---------- Stored records

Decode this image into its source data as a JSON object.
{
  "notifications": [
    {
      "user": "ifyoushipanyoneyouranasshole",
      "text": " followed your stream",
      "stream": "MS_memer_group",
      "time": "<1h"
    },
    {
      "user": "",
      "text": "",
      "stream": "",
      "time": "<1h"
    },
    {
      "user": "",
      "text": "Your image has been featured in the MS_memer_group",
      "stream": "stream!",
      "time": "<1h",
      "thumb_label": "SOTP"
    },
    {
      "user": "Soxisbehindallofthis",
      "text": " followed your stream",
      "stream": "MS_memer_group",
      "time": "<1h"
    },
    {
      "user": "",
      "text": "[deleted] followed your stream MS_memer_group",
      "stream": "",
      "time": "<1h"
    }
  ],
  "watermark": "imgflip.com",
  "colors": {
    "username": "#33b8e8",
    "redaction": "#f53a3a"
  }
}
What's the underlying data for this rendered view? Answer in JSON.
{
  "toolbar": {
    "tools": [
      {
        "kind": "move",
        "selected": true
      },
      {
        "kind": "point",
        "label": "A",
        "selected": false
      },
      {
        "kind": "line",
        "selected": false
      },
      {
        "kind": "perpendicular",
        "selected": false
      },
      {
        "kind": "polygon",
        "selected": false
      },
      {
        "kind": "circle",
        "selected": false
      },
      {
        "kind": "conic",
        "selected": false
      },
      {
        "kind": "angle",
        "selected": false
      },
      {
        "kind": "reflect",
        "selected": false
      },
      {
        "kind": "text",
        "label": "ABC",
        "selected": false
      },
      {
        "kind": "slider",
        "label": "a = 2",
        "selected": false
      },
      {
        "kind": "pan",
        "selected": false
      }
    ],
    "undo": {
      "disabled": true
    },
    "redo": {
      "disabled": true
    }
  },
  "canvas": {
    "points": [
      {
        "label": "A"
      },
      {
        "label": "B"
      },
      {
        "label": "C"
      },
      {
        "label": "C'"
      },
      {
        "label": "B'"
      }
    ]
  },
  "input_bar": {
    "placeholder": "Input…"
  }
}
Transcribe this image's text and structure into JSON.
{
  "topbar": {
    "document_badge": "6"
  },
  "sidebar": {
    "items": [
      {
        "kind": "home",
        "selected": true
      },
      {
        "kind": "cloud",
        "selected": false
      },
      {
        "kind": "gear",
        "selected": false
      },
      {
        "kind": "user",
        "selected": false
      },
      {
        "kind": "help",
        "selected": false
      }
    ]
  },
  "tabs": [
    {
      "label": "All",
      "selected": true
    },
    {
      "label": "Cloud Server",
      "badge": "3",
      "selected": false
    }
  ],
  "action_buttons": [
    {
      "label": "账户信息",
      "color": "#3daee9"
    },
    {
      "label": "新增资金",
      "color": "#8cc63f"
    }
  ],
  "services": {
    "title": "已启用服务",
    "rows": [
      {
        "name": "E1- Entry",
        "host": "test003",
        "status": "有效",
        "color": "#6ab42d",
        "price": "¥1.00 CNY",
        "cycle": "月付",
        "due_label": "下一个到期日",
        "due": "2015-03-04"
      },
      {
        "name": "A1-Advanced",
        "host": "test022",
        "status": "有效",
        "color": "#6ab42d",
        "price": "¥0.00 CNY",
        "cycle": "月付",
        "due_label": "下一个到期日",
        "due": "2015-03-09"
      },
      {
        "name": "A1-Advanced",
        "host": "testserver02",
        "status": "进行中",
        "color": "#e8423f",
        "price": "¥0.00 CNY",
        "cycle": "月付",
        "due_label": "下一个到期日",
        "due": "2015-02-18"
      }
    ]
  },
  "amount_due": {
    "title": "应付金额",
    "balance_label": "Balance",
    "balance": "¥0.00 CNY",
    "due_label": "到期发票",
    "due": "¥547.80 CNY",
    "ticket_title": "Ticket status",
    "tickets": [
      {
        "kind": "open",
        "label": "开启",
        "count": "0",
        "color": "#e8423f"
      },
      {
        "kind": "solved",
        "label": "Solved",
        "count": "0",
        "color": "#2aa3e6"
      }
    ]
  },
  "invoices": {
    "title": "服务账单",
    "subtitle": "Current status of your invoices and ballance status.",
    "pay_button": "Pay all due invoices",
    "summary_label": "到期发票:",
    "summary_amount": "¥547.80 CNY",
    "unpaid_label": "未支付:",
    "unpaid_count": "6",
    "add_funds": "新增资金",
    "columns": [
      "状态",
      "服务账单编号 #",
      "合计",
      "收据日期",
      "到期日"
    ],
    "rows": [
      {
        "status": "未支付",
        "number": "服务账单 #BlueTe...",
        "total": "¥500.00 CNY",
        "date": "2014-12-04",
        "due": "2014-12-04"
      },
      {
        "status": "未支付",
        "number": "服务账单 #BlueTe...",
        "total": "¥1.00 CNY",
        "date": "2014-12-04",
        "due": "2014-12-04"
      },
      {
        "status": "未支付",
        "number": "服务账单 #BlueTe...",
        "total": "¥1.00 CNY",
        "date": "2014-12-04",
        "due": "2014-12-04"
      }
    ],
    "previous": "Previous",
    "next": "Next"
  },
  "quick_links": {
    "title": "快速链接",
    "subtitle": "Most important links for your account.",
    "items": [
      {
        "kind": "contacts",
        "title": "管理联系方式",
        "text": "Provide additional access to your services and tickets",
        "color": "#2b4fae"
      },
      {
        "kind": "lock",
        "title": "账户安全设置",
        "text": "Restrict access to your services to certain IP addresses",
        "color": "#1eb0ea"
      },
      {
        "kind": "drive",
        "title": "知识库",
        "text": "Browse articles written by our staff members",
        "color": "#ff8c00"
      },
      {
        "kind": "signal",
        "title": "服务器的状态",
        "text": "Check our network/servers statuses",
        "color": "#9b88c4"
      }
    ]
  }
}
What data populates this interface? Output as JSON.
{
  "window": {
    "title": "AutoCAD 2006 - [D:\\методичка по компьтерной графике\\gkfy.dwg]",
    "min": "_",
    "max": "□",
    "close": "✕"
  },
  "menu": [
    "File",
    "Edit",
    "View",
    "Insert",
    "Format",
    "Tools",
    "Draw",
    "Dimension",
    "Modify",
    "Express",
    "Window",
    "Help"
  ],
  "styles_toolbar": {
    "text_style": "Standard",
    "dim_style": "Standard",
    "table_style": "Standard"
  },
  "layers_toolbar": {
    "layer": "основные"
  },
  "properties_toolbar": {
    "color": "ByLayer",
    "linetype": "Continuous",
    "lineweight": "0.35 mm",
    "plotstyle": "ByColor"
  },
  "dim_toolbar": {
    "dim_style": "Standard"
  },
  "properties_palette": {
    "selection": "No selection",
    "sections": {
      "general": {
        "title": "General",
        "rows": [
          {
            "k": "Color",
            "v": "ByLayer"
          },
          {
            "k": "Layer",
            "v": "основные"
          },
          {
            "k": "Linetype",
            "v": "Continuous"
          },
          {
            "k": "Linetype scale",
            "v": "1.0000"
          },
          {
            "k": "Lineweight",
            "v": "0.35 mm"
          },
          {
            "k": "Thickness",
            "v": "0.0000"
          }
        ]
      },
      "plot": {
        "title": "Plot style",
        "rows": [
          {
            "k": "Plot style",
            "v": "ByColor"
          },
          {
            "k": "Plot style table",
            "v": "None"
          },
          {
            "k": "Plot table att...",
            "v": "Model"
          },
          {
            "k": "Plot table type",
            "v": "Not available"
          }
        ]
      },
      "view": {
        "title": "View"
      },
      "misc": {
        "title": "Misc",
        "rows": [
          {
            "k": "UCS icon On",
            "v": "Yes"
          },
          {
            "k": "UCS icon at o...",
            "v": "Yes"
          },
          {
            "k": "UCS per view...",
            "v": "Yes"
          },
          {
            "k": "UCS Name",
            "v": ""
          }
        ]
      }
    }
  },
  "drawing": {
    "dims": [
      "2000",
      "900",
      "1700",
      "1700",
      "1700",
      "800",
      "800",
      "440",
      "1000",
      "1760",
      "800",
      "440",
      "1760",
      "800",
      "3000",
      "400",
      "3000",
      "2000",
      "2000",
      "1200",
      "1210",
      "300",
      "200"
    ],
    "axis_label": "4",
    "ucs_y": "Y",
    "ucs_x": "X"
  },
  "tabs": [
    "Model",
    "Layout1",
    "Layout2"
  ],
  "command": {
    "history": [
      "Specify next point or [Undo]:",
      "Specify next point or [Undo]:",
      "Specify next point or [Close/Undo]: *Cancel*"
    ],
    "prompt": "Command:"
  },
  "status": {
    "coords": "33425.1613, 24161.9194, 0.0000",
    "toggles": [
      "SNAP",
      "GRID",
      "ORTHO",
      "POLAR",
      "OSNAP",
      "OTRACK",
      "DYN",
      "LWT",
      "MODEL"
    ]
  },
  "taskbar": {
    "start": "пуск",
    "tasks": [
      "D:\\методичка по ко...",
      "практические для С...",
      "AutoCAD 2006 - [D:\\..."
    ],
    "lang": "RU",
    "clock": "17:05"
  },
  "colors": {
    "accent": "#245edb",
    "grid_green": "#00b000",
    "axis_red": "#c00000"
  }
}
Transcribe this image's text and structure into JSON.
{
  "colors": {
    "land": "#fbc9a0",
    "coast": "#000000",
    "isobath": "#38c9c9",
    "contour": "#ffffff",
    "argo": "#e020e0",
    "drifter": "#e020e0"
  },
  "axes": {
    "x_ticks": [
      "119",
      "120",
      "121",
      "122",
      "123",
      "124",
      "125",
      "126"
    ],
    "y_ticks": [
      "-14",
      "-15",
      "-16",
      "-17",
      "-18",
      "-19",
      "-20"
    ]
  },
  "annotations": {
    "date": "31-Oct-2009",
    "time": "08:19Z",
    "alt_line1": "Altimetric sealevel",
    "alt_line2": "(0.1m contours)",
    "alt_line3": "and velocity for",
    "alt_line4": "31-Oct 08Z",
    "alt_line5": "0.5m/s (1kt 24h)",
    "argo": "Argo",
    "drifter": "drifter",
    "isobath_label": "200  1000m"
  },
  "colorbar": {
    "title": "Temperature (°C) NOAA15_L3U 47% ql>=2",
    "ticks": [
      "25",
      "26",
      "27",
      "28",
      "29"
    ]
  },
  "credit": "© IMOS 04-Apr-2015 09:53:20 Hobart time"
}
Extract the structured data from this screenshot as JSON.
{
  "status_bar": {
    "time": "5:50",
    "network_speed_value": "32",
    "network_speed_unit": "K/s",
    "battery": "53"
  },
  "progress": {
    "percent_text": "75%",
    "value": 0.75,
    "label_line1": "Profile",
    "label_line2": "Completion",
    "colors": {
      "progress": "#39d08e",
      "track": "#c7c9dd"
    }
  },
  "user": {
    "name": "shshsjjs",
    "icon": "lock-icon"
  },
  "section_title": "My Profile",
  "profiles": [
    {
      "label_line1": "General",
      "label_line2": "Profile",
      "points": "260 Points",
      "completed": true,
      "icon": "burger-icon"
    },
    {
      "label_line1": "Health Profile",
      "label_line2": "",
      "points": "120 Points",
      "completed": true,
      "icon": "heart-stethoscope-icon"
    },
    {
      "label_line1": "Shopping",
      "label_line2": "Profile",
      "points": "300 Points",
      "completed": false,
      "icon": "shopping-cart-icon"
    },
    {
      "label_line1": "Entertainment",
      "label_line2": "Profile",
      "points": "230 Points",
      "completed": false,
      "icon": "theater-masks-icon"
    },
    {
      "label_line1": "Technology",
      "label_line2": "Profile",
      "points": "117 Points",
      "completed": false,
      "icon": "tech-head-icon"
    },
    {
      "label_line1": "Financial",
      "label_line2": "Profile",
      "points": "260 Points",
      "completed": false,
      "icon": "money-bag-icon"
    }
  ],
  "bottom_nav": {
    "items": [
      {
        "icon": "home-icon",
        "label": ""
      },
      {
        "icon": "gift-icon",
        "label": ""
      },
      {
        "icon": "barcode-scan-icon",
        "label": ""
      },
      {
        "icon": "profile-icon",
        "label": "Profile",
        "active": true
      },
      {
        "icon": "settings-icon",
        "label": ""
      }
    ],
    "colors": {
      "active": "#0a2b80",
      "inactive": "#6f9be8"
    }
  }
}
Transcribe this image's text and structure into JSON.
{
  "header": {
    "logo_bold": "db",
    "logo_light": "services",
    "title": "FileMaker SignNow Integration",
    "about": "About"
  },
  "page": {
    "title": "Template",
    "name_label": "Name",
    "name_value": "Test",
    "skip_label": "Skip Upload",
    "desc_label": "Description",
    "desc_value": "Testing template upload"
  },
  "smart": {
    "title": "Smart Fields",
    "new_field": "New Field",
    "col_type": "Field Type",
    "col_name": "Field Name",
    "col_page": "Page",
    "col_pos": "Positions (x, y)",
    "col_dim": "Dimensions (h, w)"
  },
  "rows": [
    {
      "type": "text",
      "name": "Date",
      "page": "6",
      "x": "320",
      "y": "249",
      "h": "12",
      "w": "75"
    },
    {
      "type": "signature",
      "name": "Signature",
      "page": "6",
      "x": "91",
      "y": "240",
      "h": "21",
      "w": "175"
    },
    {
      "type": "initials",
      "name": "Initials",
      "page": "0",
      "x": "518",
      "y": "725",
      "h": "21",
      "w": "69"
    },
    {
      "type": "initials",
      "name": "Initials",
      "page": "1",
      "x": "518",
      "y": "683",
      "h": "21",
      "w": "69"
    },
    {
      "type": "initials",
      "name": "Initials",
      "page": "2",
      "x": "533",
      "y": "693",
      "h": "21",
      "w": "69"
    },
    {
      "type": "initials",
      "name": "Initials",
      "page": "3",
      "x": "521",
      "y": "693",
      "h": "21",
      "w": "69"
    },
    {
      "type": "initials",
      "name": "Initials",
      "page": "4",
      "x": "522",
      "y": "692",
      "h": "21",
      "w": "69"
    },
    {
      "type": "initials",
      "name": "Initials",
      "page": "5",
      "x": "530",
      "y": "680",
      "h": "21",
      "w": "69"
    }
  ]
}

--------------------

What is required = Within the listing above, find every line containing the string "методичка" and return it.

Solution for this exercise =
    "title": "AutoCAD 2006 - [D:\\методичка по компьтерной графике\\gkfy.dwg]",
      "D:\\методичка по ко...",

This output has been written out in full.